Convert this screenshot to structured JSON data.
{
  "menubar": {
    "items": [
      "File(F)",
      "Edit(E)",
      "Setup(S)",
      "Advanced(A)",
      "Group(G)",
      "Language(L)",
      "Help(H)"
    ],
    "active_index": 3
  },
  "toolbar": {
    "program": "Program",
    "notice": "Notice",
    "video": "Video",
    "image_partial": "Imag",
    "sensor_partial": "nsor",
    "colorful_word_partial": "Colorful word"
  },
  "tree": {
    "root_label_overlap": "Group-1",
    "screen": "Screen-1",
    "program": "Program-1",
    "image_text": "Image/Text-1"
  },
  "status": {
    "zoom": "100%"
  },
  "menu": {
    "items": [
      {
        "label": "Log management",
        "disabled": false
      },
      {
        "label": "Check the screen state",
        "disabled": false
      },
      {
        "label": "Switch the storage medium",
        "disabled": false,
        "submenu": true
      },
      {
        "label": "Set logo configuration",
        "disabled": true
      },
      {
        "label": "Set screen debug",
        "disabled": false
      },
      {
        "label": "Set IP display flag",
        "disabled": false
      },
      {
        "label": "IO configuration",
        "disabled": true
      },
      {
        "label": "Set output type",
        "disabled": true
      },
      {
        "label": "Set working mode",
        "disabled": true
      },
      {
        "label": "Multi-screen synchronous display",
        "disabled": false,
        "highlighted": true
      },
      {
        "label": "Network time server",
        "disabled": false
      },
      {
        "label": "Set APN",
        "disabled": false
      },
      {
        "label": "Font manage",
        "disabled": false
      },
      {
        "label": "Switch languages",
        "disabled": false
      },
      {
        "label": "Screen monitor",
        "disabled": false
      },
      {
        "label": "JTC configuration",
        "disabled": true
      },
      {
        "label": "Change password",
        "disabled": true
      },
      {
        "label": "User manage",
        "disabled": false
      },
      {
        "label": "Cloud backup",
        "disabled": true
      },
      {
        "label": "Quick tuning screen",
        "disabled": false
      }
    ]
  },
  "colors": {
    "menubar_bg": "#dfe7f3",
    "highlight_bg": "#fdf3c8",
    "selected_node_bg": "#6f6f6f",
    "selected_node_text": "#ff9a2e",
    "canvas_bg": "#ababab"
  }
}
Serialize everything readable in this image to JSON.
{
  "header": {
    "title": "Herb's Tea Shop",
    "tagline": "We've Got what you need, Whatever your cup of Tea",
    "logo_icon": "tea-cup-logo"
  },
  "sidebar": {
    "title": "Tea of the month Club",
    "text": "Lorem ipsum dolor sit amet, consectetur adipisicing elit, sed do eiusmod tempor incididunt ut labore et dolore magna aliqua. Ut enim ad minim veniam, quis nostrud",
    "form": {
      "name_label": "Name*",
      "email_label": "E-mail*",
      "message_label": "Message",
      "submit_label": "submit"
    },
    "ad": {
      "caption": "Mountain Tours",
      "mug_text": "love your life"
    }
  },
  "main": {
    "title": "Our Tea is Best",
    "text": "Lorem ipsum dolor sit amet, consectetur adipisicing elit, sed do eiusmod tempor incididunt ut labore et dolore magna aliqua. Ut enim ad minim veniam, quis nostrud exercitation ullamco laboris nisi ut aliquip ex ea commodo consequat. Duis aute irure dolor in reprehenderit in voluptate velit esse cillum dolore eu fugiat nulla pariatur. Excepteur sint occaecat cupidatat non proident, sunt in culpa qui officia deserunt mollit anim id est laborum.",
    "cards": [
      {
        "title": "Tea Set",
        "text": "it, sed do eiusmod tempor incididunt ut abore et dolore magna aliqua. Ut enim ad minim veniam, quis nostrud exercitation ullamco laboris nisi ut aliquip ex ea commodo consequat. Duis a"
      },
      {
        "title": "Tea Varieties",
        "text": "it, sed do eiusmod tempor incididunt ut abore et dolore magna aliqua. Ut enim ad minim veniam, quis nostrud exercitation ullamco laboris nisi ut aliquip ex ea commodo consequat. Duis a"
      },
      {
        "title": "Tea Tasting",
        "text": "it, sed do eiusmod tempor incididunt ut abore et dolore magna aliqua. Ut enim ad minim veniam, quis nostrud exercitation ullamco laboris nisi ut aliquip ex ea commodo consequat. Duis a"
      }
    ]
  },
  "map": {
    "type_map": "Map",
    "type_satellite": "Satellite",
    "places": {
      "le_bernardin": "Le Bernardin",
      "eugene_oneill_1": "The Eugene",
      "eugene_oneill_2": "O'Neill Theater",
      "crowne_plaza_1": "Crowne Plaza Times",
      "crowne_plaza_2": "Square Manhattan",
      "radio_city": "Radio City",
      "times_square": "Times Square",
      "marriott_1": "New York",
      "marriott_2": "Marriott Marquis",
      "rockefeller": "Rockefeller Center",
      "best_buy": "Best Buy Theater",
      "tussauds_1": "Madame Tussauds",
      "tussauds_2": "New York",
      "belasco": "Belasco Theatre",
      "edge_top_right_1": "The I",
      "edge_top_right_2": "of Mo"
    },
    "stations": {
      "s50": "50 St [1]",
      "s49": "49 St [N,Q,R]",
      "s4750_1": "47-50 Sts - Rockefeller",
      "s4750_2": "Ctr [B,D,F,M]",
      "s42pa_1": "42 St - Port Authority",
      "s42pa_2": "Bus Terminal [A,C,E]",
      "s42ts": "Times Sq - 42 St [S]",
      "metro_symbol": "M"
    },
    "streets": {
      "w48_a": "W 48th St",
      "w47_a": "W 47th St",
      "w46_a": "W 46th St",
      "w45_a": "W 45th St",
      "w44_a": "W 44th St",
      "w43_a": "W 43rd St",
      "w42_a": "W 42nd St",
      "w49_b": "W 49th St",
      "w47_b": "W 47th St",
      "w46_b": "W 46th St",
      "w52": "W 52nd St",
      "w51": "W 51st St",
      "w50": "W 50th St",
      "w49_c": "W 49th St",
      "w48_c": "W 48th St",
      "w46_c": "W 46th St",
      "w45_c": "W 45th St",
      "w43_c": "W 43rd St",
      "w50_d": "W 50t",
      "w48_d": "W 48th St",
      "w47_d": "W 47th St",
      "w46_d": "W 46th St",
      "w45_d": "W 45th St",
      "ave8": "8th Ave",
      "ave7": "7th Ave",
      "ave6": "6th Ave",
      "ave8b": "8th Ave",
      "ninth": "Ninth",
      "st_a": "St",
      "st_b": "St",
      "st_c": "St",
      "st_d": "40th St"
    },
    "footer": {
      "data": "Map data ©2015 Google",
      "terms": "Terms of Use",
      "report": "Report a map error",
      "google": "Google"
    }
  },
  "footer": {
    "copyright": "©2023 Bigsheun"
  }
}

▶ Given task
Take the listing above and set it down exactly.

▶ Task result
Convert this screenshot to structured JSON data.
{
  "menubar": {
    "items": [
      "File(F)",
      "Edit(E)",
      "Setup(S)",
      "Advanced(A)",
      "Group(G)",
      "Language(L)",
      "Help(H)"
    ],
    "active_index": 3
  },
  "toolbar": {
    "program": "Program",
    "notice": "Notice",
    "video": "Video",
    "image_partial": "Imag",
    "sensor_partial": "nsor",
    "colorful_word_partial": "Colorful word"
  },
  "tree": {
    "root_label_overlap": "Group-1",
    "screen": "Screen-1",
    "program": "Program-1",
    "image_text": "Image/Text-1"
  },
  "status": {
    "zoom": "100%"
  },
  "menu": {
    "items": [
      {
        "label": "Log management",
        "disabled": false
      },
      {
        "label": "Check the screen state",
        "disabled": false
      },
      {
        "label": "Switch the storage medium",
        "disabled": false,
        "submenu": true
      },
      {
        "label": "Set logo configuration",
        "disabled": true
      },
      {
        "label": "Set screen debug",
        "disabled": false
      },
      {
        "label": "Set IP display flag",
        "disabled": false
      },
      {
        "label": "IO configuration",
        "disabled": true
      },
      {
        "label": "Set output type",
        "disabled": true
      },
      {
        "label": "Set working mode",
        "disabled": true
      },
      {
        "label": "Multi-screen synchronous display",
        "disabled": false,
        "highlighted": true
      },
      {
        "label": "Network time server",
        "disabled": false
      },
      {
        "label": "Set APN",
        "disabled": false
      },
      {
        "label": "Font manage",
        "disabled": false
      },
      {
        "label": "Switch languages",
        "disabled": false
      },
      {
        "label": "Screen monitor",
        "disabled": false
      },
      {
        "label": "JTC configuration",
        "disabled": true
      },
      {
        "label": "Change password",
        "disabled": true
      },
      {
        "label": "User manage",
        "disabled": false
      },
      {
        "label": "Cloud backup",
        "disabled": true
      },
      {
        "label": "Quick tuning screen",
        "disabled": false
      }
    ]
  },
  "colors": {
    "menubar_bg": "#dfe7f3",
    "highlight_bg": "#fdf3c8",
    "selected_node_bg": "#6f6f6f",
    "selected_node_text": "#ff9a2e",
    "canvas_bg": "#ababab"
  }
}
Serialize everything readable in this image to JSON.
{
  "header": {
    "title": "Herb's Tea Shop",
    "tagline": "We've Got what you need, Whatever your cup of Tea",
    "logo_icon": "tea-cup-logo"
  },
  "sidebar": {
    "title": "Tea of the month Club",
    "text": "Lorem ipsum dolor sit amet, consectetur adipisicing elit, sed do eiusmod tempor incididunt ut labore et dolore magna aliqua. Ut enim ad minim veniam, quis nostrud",
    "form": {
      "name_label": "Name*",
      "email_label": "E-mail*",
      "message_label": "Message",
      "submit_label": "submit"
    },
    "ad": {
      "caption": "Mountain Tours",
      "mug_text": "love your life"
    }
  },
  "main": {
    "title": "Our Tea is Best",
    "text": "Lorem ipsum dolor sit amet, consectetur adipisicing elit, sed do eiusmod tempor incididunt ut labore et dolore magna aliqua. Ut enim ad minim veniam, quis nostrud exercitation ullamco laboris nisi ut aliquip ex ea commodo consequat. Duis aute irure dolor in reprehenderit in voluptate velit esse cillum dolore eu fugiat nulla pariatur. Excepteur sint occaecat cupidatat non proident, sunt in culpa qui officia deserunt mollit anim id est laborum.",
    "cards": [
      {
        "title": "Tea Set",
        "text": "it, sed do eiusmod tempor incididunt ut abore et dolore magna aliqua. Ut enim ad minim veniam, quis nostrud exercitation ullamco laboris nisi ut aliquip ex ea commodo consequat. Duis a"
      },
      {
        "title": "Tea Varieties",
        "text": "it, sed do eiusmod tempor incididunt ut abore et dolore magna aliqua. Ut enim ad minim veniam, quis nostrud exercitation ullamco laboris nisi ut aliquip ex ea commodo consequat. Duis a"
      },
      {
        "title": "Tea Tasting",
        "text": "it, sed do eiusmod tempor incididunt ut abore et dolore magna aliqua. Ut enim ad minim veniam, quis nostrud exercitation ullamco laboris nisi ut aliquip ex ea commodo consequat. Duis a"
      }
    ]
  },
  "map": {
    "type_map": "Map",
    "type_satellite": "Satellite",
    "places": {
      "le_bernardin": "Le Bernardin",
      "eugene_oneill_1": "The Eugene",
      "eugene_oneill_2": "O'Neill Theater",
      "crowne_plaza_1": "Crowne Plaza Times",
      "crowne_plaza_2": "Square Manhattan",
      "radio_city": "Radio City",
      "times_square": "Times Square",
      "marriott_1": "New York",
      "marriott_2": "Marriott Marquis",
      "rockefeller": "Rockefeller Center",
      "best_buy": "Best Buy Theater",
      "tussauds_1": "Madame Tussauds",
      "tussauds_2": "New York",
      "belasco": "Belasco Theatre",
      "edge_top_right_1": "The I",
      "edge_top_right_2": "of Mo"
    },
    "stations": {
      "s50": "50 St [1]",
      "s49": "49 St [N,Q,R]",
      "s4750_1": "47-50 Sts - Rockefeller",
      "s4750_2": "Ctr [B,D,F,M]",
      "s42pa_1": "42 St - Port Authority",
      "s42pa_2": "Bus Terminal [A,C,E]",
      "s42ts": "Times Sq - 42 St [S]",
      "metro_symbol": "M"
    },
    "streets": {
      "w48_a": "W 48th St",
      "w47_a": "W 47th St",
      "w46_a": "W 46th St",
      "w45_a": "W 45th St",
      "w44_a": "W 44th St",
      "w43_a": "W 43rd St",
      "w42_a": "W 42nd St",
      "w49_b": "W 49th St",
      "w47_b": "W 47th St",
      "w46_b": "W 46th St",
      "w52": "W 52nd St",
      "w51": "W 51st St",
      "w50": "W 50th St",
      "w49_c": "W 49th St",
      "w48_c": "W 48th St",
      "w46_c": "W 46th St",
      "w45_c": "W 45th St",
      "w43_c": "W 43rd St",
      "w50_d": "W 50t",
      "w48_d": "W 48th St",
      "w47_d": "W 47th St",
      "w46_d": "W 46th St",
      "w45_d": "W 45th St",
      "ave8": "8th Ave",
      "ave7": "7th Ave",
      "ave6": "6th Ave",
      "ave8b": "8th Ave",
      "ninth": "Ninth",
      "st_a": "St",
      "st_b": "St",
      "st_c": "St",
      "st_d": "40th St"
    },
    "footer": {
      "data": "Map data ©2015 Google",
      "terms": "Terms of Use",
      "report": "Report a map error",
      "google": "Google"
    }
  },
  "footer": {
    "copyright": "©2023 Bigsheun"
  }
}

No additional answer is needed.